#### Task directions
In the material below, find each line holding the string "Surplus" and copy it.

## start

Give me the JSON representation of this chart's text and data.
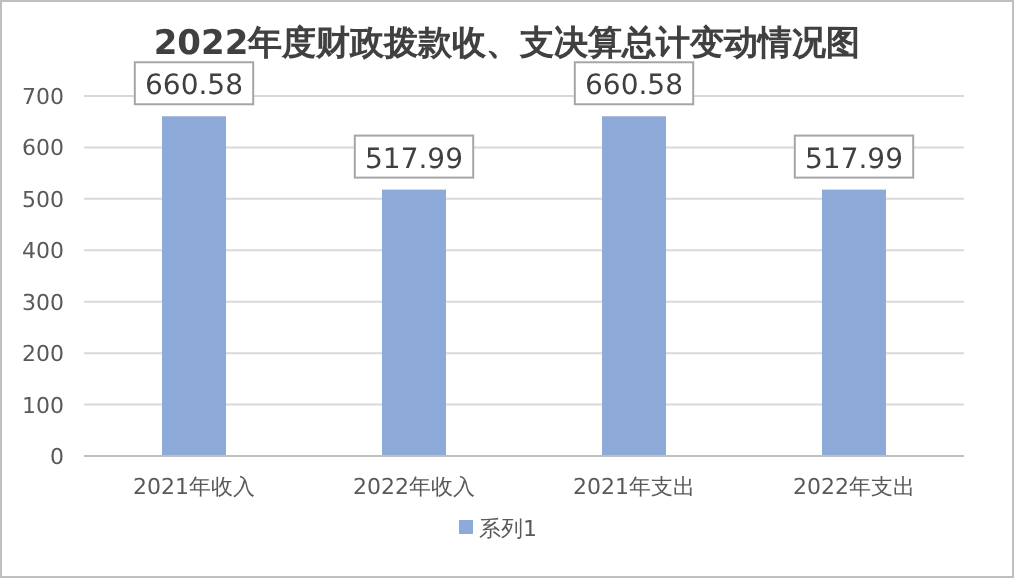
{
  "chart_data": {
    "type": "bar",
    "title": "2022年度财政拨款收、支决算总计变动情况图",
    "categories": [
      "2021年收入",
      "2022年收入",
      "2021年支出",
      "2022年支出"
    ],
    "series": [
      {
        "name": "系列1",
        "color": "#8eaad8",
        "values": [
          660.58,
          517.99,
          660.58,
          517.99
        ]
      }
    ],
    "ylim": [
      0,
      700
    ],
    "yticks": [
      0,
      100,
      200,
      300,
      400,
      500,
      600,
      700
    ],
    "grid": "y",
    "legend": "bottom",
    "data_labels": true
  }
}
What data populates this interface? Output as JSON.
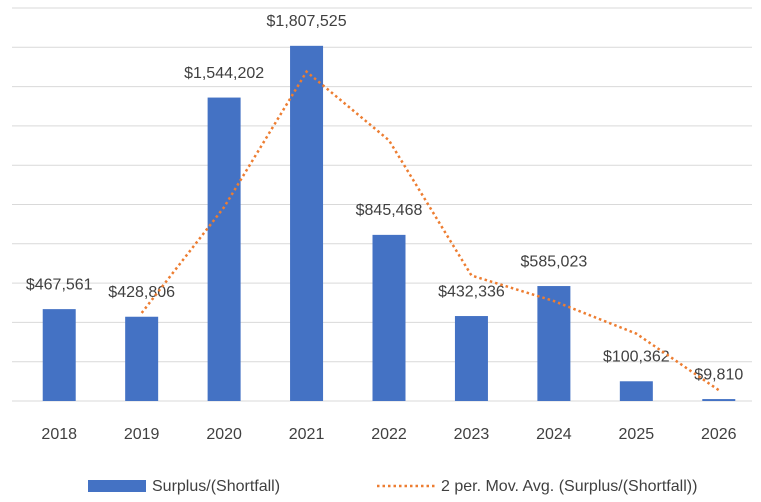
{
  "chart_data": {
    "type": "bar",
    "categories": [
      "2018",
      "2019",
      "2020",
      "2021",
      "2022",
      "2023",
      "2024",
      "2025",
      "2026"
    ],
    "series": [
      {
        "name": "Surplus/(Shortfall)",
        "type": "bar",
        "color": "#4472c4",
        "values": [
          467561,
          428806,
          1544202,
          1807525,
          845468,
          432336,
          585023,
          100362,
          9810
        ],
        "value_labels": [
          "$467,561",
          "$428,806",
          "$1,544,202",
          "$1,807,525",
          "$845,468",
          "$432,336",
          "$585,023",
          "$100,362",
          "$9,810"
        ]
      },
      {
        "name": "2 per. Mov. Avg. (Surplus/(Shortfall))",
        "type": "line",
        "color": "#ed7d31",
        "dashed": true,
        "values": [
          null,
          448183.5,
          986504,
          1675863.5,
          1326496.5,
          638902,
          508679.5,
          342692.5,
          55086
        ]
      }
    ],
    "ylim": [
      0,
      2000000
    ],
    "yticks": [
      0,
      200000,
      400000,
      600000,
      800000,
      1000000,
      1200000,
      1400000,
      1600000,
      1800000,
      2000000
    ],
    "grid": true
  }
}
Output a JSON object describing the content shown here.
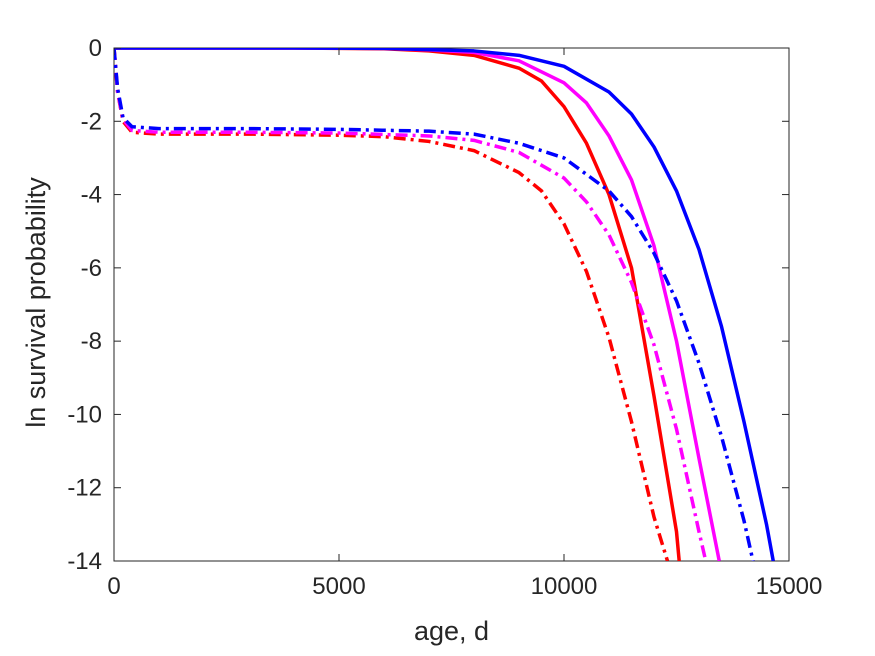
{
  "chart_data": {
    "type": "line",
    "title": "",
    "xlabel": "age, d",
    "ylabel": "ln survival probability",
    "xlim": [
      0,
      15000
    ],
    "ylim": [
      -14,
      0
    ],
    "xticks": [
      0,
      5000,
      10000,
      15000
    ],
    "xtick_labels": [
      "0",
      "5000",
      "10000",
      "15000"
    ],
    "yticks": [
      0,
      -2,
      -4,
      -6,
      -8,
      -10,
      -12,
      -14
    ],
    "ytick_labels": [
      "0",
      "-2",
      "-4",
      "-6",
      "-8",
      "-10",
      "-12",
      "-14"
    ],
    "grid": false,
    "legend": "none",
    "series": [
      {
        "color": "#ff0000",
        "style": "solid",
        "x": [
          0,
          2000,
          4000,
          6000,
          7000,
          8000,
          9000,
          9500,
          10000,
          10500,
          11000,
          11500,
          12000,
          12500,
          12560
        ],
        "y": [
          0,
          0,
          0,
          -0.02,
          -0.08,
          -0.2,
          -0.55,
          -0.9,
          -1.6,
          -2.6,
          -4.0,
          -6.0,
          -9.5,
          -13.2,
          -14
        ]
      },
      {
        "color": "#ff00ff",
        "style": "solid",
        "x": [
          0,
          2000,
          4000,
          6000,
          7000,
          8000,
          9000,
          10000,
          10500,
          11000,
          11500,
          12000,
          12500,
          13000,
          13450
        ],
        "y": [
          0,
          0,
          0,
          -0.01,
          -0.05,
          -0.12,
          -0.35,
          -0.95,
          -1.5,
          -2.4,
          -3.6,
          -5.4,
          -8.0,
          -11.2,
          -14
        ]
      },
      {
        "color": "#0000ff",
        "style": "solid",
        "x": [
          0,
          2000,
          4000,
          6000,
          8000,
          9000,
          10000,
          11000,
          11500,
          12000,
          12500,
          13000,
          13500,
          14000,
          14500,
          14650
        ],
        "y": [
          0,
          0,
          0,
          -0.01,
          -0.08,
          -0.2,
          -0.5,
          -1.2,
          -1.8,
          -2.7,
          -3.9,
          -5.5,
          -7.6,
          -10.2,
          -13.0,
          -14
        ]
      },
      {
        "color": "#ff0000",
        "style": "dashdot",
        "x": [
          0,
          80,
          200,
          400,
          1000,
          3000,
          5000,
          6000,
          7000,
          8000,
          9000,
          9500,
          10000,
          10500,
          11000,
          11500,
          12000,
          12300
        ],
        "y": [
          0,
          -1.2,
          -2.0,
          -2.3,
          -2.35,
          -2.35,
          -2.38,
          -2.42,
          -2.55,
          -2.8,
          -3.4,
          -3.9,
          -4.8,
          -6.1,
          -7.9,
          -10.2,
          -12.8,
          -14
        ]
      },
      {
        "color": "#ff00ff",
        "style": "dashdot",
        "x": [
          0,
          80,
          200,
          400,
          1000,
          3000,
          5000,
          7000,
          8000,
          9000,
          10000,
          10500,
          11000,
          11500,
          12000,
          12500,
          13000,
          13150
        ],
        "y": [
          0,
          -1.2,
          -1.95,
          -2.25,
          -2.3,
          -2.3,
          -2.32,
          -2.4,
          -2.52,
          -2.85,
          -3.55,
          -4.2,
          -5.1,
          -6.4,
          -8.1,
          -10.4,
          -13.2,
          -14
        ]
      },
      {
        "color": "#0000ff",
        "style": "dashdot",
        "x": [
          0,
          80,
          200,
          400,
          1000,
          3000,
          5000,
          7000,
          8000,
          9000,
          10000,
          11000,
          11500,
          12000,
          12500,
          13000,
          13500,
          14000,
          14200
        ],
        "y": [
          0,
          -1.1,
          -1.9,
          -2.15,
          -2.2,
          -2.2,
          -2.22,
          -2.27,
          -2.35,
          -2.6,
          -3.0,
          -3.9,
          -4.6,
          -5.6,
          -6.9,
          -8.6,
          -10.6,
          -12.9,
          -14
        ]
      }
    ]
  }
}
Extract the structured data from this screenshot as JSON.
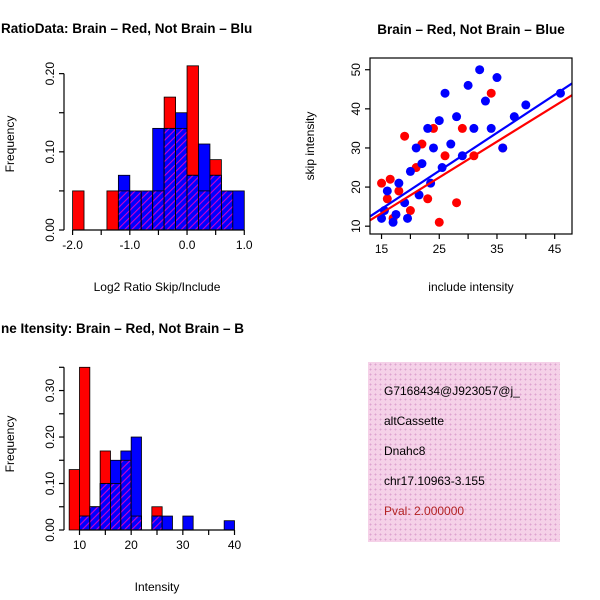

## end

#### Finished exercise
        "name": "Surplus/(Shortfall)",
        "name": "2 per. Mov. Avg. (Surplus/(Shortfall))",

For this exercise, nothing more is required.